## SOURCE DATA
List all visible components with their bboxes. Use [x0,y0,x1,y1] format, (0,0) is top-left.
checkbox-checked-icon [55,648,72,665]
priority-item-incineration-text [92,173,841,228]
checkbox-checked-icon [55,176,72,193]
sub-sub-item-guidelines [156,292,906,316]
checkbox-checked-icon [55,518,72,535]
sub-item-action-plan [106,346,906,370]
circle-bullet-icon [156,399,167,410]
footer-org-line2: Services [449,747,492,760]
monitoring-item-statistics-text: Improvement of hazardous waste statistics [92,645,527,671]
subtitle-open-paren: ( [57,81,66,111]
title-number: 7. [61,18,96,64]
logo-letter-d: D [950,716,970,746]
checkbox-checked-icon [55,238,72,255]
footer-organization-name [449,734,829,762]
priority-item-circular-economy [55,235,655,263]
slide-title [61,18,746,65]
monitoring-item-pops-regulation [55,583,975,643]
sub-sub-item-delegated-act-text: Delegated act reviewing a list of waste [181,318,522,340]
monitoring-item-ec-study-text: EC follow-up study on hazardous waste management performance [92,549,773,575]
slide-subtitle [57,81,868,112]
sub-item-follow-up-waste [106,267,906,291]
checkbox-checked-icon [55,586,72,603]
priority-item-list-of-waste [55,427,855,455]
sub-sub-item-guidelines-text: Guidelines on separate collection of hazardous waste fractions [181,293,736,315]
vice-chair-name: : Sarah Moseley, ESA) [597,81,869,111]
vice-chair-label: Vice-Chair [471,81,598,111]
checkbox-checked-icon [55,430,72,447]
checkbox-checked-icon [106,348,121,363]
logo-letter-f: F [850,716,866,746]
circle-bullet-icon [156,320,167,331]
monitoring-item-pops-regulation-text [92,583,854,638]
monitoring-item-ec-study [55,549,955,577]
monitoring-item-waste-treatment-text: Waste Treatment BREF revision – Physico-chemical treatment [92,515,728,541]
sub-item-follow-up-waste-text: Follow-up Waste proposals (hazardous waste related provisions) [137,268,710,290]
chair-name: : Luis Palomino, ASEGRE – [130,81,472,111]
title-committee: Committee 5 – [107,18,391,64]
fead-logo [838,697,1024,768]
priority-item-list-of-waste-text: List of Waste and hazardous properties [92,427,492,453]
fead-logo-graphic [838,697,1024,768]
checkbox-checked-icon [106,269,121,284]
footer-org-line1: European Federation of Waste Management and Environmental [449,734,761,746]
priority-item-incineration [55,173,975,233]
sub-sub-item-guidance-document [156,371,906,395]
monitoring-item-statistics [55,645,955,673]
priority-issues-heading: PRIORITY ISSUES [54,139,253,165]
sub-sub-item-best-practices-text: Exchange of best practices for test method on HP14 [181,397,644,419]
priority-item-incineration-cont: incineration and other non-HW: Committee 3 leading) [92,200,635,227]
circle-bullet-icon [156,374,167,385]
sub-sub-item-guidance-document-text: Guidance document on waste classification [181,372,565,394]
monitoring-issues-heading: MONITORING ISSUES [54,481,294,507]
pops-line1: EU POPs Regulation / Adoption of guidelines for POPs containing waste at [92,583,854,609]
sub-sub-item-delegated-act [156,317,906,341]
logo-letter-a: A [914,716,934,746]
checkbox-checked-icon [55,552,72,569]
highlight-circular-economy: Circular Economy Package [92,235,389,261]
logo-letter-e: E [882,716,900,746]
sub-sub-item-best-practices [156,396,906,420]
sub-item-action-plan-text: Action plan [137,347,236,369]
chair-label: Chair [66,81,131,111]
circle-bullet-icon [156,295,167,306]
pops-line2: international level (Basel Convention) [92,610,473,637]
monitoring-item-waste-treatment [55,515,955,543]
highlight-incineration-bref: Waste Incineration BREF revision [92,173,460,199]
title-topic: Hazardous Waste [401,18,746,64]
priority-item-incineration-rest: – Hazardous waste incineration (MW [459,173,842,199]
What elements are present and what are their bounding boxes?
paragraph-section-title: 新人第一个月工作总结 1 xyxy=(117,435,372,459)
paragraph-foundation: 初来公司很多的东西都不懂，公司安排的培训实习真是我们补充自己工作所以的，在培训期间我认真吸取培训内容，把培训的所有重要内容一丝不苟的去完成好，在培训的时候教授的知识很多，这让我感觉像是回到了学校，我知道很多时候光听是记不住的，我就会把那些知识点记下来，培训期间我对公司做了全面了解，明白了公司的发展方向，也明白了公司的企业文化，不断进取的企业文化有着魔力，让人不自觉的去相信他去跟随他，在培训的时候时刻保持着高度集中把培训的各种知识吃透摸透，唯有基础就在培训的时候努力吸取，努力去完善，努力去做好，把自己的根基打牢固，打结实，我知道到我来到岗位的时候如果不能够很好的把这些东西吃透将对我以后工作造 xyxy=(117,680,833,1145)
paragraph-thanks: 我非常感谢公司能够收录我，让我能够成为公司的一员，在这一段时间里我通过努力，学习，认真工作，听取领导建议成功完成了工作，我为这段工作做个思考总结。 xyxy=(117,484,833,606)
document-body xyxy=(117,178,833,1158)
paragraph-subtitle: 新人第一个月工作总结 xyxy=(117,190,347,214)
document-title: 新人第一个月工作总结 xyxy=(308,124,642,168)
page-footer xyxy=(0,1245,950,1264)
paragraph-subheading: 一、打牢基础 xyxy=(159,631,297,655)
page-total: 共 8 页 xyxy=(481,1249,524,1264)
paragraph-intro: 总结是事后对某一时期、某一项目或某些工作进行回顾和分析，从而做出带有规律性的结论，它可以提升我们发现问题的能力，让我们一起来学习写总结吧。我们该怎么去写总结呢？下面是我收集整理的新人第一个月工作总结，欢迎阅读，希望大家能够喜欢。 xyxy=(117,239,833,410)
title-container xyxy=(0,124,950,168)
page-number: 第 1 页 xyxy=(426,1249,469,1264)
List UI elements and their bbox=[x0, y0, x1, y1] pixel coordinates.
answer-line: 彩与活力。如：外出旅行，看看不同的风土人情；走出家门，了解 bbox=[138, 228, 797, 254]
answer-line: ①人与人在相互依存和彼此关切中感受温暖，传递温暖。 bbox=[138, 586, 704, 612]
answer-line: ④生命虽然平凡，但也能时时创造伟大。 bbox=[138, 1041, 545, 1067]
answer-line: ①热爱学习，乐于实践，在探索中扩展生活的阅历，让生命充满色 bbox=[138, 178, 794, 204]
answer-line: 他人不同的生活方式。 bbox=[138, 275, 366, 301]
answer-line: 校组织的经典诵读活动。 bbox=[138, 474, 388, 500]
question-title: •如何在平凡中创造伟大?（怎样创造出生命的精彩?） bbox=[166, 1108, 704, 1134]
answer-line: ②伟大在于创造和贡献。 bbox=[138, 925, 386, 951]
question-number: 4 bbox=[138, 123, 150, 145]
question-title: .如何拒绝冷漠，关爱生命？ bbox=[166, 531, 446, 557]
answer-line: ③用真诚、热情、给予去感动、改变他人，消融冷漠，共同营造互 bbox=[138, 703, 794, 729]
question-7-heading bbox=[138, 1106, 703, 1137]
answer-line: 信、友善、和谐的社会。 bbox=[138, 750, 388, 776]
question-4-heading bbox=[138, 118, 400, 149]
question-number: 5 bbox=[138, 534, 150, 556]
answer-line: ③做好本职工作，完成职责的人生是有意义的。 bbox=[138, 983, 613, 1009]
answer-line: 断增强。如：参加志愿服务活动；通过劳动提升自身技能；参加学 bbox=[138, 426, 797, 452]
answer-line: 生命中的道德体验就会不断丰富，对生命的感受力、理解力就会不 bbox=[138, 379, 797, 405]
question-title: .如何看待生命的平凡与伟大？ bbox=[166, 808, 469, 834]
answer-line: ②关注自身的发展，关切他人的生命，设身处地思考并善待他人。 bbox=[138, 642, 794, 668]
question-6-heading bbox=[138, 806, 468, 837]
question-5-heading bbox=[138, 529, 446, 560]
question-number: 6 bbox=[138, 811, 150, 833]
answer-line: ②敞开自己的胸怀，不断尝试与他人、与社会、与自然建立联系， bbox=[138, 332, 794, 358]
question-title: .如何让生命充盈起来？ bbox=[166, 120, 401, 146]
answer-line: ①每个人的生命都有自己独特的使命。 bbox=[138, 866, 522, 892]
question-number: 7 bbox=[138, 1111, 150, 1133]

## PROBLEM TO SOLVE
Update the records from their start through the line containing "circle-bullet-icon [156,399,167,410]" by replacing "checkbox-checked-icon" with "checkbox-marked-icon" and leaving everything else as it is. Give only those lines.

## COMPLETE RESPONSE
List all visible components with their bboxes. Use [x0,y0,x1,y1] format, (0,0) is top-left.
checkbox-marked-icon [55,648,72,665]
priority-item-incineration-text [92,173,841,228]
checkbox-marked-icon [55,176,72,193]
sub-sub-item-guidelines [156,292,906,316]
checkbox-marked-icon [55,518,72,535]
sub-item-action-plan [106,346,906,370]
circle-bullet-icon [156,399,167,410]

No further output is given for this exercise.